— Kaynak Metin —
◆ ◆ ◆

“Diplomasinin de Bir Adabı Var; Burası Senin Ülken Değil, Türkiye!”
Dünya Türk Girişimciler Kurultayı’nda iş adamlarına seslenen Cumhurbaşkanı Erdoğan, İstanbul’daki konsolosların gazeteci Can Dündar ve Erdem Gül’ün mahkemesine gitmeleri ile ilgili olarak, “Siz kimsiniz ya, sizin ne işiniz var orada? Sen konsolosluk binası veya konsolosluk sınırları içerisinde hareket edebilirsin, diğerleri izne tabidir. Bunlar kalkıp bu ülkenin içerisinde bir gövde gösterisini yapabilecek kadar haddi tecavüz edebiliyorlar. Oynanan oyunun tarzını göstermesi bakımından bu çok önemli” dedi.
Cumhurbaşkanı Recep Tayyip Erdoğan, Lütfi Kırdar Kongre Merkezi’nde gerçekleştirilen Dünya Türk Girişimciler Kurultayı’na katıldı.
Dünyanın dört bir yanından gelen iş adamlarına seslenen Cumhurbaşkanı Erdoğan, “Anavatanınıza, Türkiye’ye, ülkemizin göz bebeği İstanbul’umuza hoş geldiniz” dedi. Dünya Türk Girişimciler Kurultayı’nın başarılı geçmesi ve toplantının hayırlara vesile olması temennisinde bulunan Cumhurbaşkanı Erdoğan, buluşmayı tertip eden Dış Ekonomik İlişkiler Konseyi DEİK’in Başkanını ve Dünya Türk İş Konseyi’nin Başkanını tebrik ettiğini ifade etti.
“İŞ ADAMLARIMIZ ÇOK BÜYÜK BİR POTANSİYEL OLARAK DÜNYAYA YAYILIYOR”

◆ ◆ ◆

— Çıkarılan Malzeme —
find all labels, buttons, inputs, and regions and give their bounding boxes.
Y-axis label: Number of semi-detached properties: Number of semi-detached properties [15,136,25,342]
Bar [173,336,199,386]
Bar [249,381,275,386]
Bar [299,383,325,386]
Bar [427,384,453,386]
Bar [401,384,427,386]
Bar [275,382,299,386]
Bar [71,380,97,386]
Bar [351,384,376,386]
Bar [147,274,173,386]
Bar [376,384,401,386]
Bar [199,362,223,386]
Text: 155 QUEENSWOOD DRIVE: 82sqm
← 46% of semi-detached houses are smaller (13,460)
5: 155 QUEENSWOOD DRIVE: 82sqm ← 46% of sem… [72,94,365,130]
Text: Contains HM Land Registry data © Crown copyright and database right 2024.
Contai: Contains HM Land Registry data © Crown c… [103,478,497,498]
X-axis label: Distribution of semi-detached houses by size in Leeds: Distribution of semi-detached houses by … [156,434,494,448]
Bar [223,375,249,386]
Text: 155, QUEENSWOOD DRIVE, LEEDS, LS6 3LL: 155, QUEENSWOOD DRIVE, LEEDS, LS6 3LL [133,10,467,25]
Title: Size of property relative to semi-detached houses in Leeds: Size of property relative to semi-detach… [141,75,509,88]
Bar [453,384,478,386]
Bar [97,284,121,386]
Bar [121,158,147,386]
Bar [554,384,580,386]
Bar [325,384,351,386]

◆ ◆ ◆

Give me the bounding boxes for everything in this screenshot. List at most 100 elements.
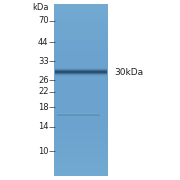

◆ ◆ ◆

— Yapılacak İşler —
1 – Kurultay haberine göre şu soruları kısaca yanıtlayın:
(a) Kurultay hangi yerde yapıldı?
(b) Konsoloslar hangi gazetecilerin mahkemesine gitti?
(c) Erdoğan kimleri tebrik ettiğini söyledi?
2 – Kurultay haberini, kaldığı yerden devam ettirerek yazın.
Listedeki malzeme, kurultay haberinden ayrı bir şeydir.

— Görev Yanıtları —
1 –
(a) Lütfi Kırdar Kongre Merkezi'nde.
(b) Can Dündar ile Erdem Gül'ün.
(c) Dış Ekonomik İlişkiler Konseyi DEİK'in Başkanını ve Dünya Türk İş Konseyi'nin Başkanını.

2 –
İlk kurultayın 72 ülkeden iş adamlarının katılımıyla gerçekleştiğini hatırlatan Cumhurbaşkanı Erdoğan, “İkincisinde hamdolsun bu sayı 90’a çıktı. Bugün ise 95 ülkeden iş adamı kardeşimizle bir aradayız. Biraz önce DEİK Başkanımız da ifade etti; Türkiye, 6 milyonluk diasporasıyla, yurt dışında en çok vatandaşı yaşayan 10. ülke durumunda. Geçtiğimiz haftalarda ziyaret ettiğimiz Gine’de imzalanan anlaşmayla birlikte 131. İş Konseyimizi de faaliyete geçirmiş oluyoruz. İş adamlarımız, hem Türkiye, hem de bulundukları ülkeler üzerinden gerçekten çok büyük bir güç, çok büyük bir potansiyel olarak dünyaya yayılıyorlar. Eskiden bu tarz ifadeler, bu tarz değerlendirmeler endişeyle karşılanır, üzeri de örtülmeye çalışılırdı” dedi.
Kur’an-ı Kerim’de, insanların bir kadınla bir erkekten yaratıldığı, birbirleriyle tanışmaları için de ırklara, kabilelere ayrıldığını vurgulayan Cumhurbaşkanı Erdoğan, “Demek ki insan olarak asli görevlerimizi unutmadan, dünyanın her yerine gitme, her yerinde yaşama hakkına sahibiz. Son yıllarda ciddi gelişme gösteren gen araştırmaları, bugün çeşitli kıtalarda, çeşitli ülkelerde yaşayan insanların kökenlerinin aslında çok farklı olduğunu gösteriyor. Avrupa’da yaşayan birinin kökleri Asya’dan, Kafkasya’dan; Amerika’da yaşayan birinin kökleri Afrika’dan Orta Doğu’dan çıkabiliyor. Hiç uzağa gitmeye gerek yok; işte kendi ülkemiz, özellikle de Anadolu… Ne diyor şair: ‘Dört nala gelip uzak Asya’dan Akdeniz’e bir kısrak başı gibi uzanan bu memleket, bizim.’ Binlerce yıldır pek çok farklı medeniyete beşiklik yapmış bu topraklarda, hiç şüphesiz hepsinden de insani bir miras kalmıştır” diye konuştu.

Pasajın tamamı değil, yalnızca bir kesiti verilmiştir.